● What you need to do:
Find the string "avec" in the records. Copy every line it appears in.

● Material provided:
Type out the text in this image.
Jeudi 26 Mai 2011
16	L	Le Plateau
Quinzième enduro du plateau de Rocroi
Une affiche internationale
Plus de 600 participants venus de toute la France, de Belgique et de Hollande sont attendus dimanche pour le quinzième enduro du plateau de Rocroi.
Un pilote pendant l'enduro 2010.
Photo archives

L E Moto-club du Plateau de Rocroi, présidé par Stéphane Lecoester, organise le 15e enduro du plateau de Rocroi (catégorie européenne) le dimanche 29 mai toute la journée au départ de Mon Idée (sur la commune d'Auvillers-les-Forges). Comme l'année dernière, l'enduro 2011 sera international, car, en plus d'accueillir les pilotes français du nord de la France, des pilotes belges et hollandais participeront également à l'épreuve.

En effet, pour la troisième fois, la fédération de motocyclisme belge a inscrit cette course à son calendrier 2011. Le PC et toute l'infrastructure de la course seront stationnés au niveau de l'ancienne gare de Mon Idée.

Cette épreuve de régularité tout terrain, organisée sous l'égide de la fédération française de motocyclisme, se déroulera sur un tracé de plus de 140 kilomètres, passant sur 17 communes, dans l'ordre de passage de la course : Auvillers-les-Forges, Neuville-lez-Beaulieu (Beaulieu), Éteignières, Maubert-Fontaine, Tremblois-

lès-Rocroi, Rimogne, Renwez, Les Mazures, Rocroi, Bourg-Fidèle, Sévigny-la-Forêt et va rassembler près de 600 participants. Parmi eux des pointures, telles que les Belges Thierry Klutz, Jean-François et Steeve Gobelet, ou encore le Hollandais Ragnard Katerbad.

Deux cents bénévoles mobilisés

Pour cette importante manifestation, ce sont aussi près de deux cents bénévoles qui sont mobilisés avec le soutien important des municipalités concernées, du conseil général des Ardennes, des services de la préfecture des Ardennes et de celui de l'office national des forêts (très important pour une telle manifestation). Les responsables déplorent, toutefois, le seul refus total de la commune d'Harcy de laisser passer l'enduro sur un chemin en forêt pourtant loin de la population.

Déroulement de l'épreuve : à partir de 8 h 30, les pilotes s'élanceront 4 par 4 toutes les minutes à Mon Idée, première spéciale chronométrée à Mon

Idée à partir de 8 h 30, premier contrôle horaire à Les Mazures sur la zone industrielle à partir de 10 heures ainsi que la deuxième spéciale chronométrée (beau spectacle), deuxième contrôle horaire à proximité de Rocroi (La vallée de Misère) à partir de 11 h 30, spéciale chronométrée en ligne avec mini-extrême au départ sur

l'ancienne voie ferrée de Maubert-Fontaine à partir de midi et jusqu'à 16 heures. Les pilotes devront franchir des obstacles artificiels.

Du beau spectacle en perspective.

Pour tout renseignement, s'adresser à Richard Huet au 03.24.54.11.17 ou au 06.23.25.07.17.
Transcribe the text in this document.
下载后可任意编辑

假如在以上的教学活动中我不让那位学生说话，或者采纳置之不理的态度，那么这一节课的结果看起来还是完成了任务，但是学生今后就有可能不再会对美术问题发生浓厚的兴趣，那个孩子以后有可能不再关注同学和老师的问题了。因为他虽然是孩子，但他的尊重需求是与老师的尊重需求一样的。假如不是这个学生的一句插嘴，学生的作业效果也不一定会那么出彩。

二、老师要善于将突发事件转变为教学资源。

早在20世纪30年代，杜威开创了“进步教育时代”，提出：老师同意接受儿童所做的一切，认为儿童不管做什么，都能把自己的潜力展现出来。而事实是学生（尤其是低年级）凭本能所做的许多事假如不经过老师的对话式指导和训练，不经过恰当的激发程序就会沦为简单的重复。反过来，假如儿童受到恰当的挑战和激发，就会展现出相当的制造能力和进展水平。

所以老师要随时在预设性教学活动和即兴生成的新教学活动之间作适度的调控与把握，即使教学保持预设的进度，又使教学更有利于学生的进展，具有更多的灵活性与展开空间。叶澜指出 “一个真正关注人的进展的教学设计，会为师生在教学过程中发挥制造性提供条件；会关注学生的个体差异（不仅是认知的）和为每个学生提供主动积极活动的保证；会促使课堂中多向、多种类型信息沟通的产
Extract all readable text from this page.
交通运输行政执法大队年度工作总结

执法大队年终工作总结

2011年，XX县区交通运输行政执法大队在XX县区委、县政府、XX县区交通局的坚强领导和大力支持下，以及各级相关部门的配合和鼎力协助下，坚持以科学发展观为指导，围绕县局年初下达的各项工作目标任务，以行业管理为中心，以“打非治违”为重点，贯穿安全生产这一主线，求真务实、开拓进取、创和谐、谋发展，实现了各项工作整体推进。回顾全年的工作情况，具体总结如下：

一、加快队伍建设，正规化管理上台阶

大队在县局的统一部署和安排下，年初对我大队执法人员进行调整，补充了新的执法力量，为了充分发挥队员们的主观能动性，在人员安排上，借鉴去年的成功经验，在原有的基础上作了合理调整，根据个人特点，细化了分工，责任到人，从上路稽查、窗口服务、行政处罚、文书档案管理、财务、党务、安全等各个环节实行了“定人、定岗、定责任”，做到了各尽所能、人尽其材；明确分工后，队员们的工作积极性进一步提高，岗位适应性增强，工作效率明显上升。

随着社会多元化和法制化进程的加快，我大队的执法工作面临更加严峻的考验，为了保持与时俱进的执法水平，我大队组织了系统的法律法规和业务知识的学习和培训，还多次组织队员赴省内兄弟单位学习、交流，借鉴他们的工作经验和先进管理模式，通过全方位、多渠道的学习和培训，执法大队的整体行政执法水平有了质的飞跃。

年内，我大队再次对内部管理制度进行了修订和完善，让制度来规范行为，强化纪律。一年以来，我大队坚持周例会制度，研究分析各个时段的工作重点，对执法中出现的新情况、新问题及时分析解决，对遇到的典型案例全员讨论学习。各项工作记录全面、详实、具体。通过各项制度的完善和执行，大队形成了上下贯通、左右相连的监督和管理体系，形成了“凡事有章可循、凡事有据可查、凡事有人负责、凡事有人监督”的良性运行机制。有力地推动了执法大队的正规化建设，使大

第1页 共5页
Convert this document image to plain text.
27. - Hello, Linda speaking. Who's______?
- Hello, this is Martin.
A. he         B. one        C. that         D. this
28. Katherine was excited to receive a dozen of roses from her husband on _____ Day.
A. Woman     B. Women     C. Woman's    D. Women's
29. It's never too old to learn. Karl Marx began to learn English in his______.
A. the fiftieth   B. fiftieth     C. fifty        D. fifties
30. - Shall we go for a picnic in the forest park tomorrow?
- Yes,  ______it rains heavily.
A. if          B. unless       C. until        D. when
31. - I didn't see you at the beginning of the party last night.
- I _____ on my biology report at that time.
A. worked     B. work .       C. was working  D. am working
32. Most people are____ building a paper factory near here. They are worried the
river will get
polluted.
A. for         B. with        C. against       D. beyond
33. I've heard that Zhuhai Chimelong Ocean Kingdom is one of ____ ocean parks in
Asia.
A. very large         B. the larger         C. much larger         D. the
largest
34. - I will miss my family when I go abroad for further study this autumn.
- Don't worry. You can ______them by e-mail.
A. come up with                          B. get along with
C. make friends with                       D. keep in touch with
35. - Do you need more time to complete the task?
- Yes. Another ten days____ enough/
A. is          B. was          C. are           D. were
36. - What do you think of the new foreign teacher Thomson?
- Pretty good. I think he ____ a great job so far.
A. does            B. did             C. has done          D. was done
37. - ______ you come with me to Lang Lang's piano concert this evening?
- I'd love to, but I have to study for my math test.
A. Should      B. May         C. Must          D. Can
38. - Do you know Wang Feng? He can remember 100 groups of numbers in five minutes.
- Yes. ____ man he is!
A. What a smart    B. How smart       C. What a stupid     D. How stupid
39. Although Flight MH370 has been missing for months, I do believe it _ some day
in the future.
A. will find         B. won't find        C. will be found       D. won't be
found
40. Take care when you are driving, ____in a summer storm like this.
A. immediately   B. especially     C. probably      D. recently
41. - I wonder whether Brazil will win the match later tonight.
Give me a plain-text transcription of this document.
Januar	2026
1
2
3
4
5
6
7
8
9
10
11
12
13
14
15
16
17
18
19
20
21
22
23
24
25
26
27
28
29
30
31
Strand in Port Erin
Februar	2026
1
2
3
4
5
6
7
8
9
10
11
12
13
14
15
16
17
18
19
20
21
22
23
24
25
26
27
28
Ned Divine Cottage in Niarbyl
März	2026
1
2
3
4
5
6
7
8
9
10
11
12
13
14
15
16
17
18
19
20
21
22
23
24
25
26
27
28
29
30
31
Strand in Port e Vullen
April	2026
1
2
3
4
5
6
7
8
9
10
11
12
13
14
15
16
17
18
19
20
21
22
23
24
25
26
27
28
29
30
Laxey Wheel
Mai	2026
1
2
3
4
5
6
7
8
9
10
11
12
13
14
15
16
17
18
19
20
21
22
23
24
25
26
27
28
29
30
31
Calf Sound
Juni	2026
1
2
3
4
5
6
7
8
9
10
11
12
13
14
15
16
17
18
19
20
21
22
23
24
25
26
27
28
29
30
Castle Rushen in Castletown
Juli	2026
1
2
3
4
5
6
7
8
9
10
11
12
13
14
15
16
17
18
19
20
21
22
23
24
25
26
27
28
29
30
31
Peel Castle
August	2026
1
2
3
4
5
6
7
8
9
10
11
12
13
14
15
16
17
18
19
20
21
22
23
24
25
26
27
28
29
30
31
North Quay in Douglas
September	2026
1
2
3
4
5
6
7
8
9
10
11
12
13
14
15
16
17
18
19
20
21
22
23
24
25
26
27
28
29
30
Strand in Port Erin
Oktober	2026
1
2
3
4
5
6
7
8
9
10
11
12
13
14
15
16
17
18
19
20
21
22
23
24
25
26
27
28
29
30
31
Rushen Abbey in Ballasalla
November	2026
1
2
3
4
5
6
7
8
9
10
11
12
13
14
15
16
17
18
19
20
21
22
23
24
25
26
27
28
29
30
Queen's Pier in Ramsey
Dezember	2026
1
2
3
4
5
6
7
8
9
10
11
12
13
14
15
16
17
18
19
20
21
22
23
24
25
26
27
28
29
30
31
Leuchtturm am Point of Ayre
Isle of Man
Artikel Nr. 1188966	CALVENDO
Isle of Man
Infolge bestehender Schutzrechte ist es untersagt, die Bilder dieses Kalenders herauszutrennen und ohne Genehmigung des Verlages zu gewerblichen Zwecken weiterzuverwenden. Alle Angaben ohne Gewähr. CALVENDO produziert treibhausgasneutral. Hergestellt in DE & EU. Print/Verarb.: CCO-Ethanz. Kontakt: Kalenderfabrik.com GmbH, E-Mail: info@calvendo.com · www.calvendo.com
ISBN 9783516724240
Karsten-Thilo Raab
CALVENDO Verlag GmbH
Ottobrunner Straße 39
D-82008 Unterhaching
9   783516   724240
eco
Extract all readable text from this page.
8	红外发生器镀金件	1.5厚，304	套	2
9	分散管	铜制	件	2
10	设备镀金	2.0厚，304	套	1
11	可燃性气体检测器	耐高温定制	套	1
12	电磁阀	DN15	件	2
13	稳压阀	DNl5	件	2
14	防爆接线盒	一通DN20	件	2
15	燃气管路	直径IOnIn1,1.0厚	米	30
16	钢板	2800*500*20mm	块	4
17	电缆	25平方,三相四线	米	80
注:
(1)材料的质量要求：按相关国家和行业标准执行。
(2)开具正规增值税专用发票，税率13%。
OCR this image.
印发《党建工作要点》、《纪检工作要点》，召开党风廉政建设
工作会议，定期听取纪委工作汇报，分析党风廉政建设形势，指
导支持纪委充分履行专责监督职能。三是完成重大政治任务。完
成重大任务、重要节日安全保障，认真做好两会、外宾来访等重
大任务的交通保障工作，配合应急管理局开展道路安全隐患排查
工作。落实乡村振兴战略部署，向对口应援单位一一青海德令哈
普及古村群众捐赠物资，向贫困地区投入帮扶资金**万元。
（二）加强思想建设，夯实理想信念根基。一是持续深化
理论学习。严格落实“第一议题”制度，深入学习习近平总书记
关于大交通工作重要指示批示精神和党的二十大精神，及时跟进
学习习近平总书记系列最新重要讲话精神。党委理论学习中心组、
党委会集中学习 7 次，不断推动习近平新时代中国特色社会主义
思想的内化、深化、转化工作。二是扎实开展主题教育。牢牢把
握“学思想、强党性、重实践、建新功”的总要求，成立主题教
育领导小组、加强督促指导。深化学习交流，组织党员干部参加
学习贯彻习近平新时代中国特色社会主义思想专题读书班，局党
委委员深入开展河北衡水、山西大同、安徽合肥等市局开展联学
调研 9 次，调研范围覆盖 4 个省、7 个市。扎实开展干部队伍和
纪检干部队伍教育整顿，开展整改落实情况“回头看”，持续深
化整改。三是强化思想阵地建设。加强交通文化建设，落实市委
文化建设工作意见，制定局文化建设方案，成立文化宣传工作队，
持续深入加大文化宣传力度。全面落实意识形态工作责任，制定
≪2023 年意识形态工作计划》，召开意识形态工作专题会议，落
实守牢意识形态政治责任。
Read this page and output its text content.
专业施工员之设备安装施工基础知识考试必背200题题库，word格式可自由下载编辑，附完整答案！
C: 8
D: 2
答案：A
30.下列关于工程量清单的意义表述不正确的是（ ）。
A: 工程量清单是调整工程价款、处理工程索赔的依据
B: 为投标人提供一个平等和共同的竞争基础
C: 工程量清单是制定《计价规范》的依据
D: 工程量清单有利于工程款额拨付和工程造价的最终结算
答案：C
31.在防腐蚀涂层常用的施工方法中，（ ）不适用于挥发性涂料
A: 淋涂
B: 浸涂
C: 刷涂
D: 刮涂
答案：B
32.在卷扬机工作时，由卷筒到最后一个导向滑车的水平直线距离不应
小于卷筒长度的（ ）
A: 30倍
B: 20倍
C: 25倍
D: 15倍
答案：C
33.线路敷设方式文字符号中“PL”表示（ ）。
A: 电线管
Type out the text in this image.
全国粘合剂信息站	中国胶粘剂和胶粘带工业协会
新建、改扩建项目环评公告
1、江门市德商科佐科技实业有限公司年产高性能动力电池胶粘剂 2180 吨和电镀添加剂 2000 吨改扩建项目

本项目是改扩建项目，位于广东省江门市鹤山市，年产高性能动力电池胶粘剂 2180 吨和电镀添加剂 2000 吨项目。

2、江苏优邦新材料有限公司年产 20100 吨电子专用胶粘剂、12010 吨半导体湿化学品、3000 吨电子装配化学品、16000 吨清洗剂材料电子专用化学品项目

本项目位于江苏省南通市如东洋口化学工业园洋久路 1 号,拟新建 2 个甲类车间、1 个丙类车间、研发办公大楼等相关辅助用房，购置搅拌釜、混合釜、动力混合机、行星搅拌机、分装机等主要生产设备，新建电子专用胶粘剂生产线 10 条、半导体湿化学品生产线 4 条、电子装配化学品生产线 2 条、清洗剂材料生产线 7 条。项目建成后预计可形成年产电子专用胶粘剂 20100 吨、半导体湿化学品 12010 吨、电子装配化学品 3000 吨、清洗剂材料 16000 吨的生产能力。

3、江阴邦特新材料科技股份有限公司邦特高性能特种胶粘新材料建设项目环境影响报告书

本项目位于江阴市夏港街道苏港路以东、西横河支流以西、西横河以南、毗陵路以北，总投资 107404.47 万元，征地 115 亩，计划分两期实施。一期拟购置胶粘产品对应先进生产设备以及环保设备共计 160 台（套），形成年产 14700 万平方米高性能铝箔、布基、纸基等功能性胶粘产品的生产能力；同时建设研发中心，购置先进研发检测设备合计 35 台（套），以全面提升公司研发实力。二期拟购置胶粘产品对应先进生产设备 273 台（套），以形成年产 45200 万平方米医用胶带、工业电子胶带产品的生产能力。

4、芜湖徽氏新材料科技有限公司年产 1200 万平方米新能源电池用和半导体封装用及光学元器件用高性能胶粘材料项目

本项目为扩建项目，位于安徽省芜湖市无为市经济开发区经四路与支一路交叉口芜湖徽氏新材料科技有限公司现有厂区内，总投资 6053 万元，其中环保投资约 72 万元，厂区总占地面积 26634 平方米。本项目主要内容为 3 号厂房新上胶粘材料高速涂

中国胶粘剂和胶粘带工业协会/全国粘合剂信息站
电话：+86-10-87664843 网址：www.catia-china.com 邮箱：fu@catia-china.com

● Result below:
Pour cette importante manifestation, ce sont aussi près de deux cents bénévoles qui sont mobilisés avec le soutien important des municipalités concernées, du conseil général des Ardennes, des services de la préfecture des Ardennes et de celui de l'office national des forêts (très important pour une telle manifestation). Les responsables déplorent, toutefois, le seul refus total de la commune d'Harcy de laisser passer l'enduro sur un chemin en forêt pourtant loin de la population.
Idée à partir de 8 h 30, premier contrôle horaire à Les Mazures sur la zone industrielle à partir de 10 heures ainsi que la deuxième spéciale chronométrée (beau spectacle), deuxième contrôle horaire à proximité de Rocroi (La vallée de Misère) à partir de 11 h 30, spéciale chronométrée en ligne avec mini-extrême au départ sur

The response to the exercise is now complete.